(Records from a dataset)
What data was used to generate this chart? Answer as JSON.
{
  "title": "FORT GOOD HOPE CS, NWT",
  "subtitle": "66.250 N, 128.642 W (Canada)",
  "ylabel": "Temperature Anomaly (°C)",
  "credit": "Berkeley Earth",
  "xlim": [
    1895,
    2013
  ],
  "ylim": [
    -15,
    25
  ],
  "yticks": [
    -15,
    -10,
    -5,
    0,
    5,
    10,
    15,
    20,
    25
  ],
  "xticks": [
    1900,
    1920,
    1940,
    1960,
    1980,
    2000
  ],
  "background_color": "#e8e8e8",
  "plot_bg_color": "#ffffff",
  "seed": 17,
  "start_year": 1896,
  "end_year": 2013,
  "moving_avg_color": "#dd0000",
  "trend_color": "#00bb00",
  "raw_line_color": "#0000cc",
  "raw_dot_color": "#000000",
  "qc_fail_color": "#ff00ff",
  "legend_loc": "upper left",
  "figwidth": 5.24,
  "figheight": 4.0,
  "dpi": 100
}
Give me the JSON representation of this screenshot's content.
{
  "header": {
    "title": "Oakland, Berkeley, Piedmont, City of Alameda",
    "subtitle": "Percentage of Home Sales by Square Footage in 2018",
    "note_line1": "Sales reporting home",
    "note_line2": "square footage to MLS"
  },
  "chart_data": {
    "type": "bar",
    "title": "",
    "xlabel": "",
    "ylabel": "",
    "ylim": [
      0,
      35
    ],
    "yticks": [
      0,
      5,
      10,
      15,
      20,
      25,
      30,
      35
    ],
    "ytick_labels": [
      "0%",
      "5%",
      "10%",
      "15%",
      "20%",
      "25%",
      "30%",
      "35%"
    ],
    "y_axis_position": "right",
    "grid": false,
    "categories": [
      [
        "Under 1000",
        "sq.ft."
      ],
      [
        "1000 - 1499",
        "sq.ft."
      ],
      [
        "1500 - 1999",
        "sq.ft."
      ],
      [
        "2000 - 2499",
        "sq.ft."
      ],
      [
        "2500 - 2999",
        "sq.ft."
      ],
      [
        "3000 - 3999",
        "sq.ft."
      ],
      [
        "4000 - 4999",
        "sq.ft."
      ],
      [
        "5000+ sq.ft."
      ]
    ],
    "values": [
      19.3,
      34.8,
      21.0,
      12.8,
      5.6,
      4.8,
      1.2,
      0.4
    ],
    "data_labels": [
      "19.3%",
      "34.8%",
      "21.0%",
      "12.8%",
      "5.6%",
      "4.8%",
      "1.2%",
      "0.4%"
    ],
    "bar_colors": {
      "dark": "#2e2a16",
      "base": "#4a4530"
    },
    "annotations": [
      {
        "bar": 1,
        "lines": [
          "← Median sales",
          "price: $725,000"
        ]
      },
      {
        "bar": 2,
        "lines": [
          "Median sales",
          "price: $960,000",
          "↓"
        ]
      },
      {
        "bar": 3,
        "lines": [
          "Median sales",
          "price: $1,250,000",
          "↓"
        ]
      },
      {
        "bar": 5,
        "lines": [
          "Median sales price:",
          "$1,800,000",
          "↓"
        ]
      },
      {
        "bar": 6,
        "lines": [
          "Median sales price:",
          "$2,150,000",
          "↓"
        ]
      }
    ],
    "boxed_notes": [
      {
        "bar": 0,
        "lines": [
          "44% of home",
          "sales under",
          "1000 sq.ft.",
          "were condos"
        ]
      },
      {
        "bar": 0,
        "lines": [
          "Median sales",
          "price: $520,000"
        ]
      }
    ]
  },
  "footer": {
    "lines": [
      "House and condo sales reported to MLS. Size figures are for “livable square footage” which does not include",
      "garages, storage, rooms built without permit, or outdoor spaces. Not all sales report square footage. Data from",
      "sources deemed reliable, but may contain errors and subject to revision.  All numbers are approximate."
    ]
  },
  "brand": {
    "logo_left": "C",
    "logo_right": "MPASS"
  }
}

SHORT EXERCISE:
Search the entries for the word "subtitle" and gather every line where it appears.

CORRECT RESPONSE:
  "subtitle": "66.250 N, 128.642 W (Canada)",
    "subtitle": "Percentage of Home Sales by Square Footage in 2018",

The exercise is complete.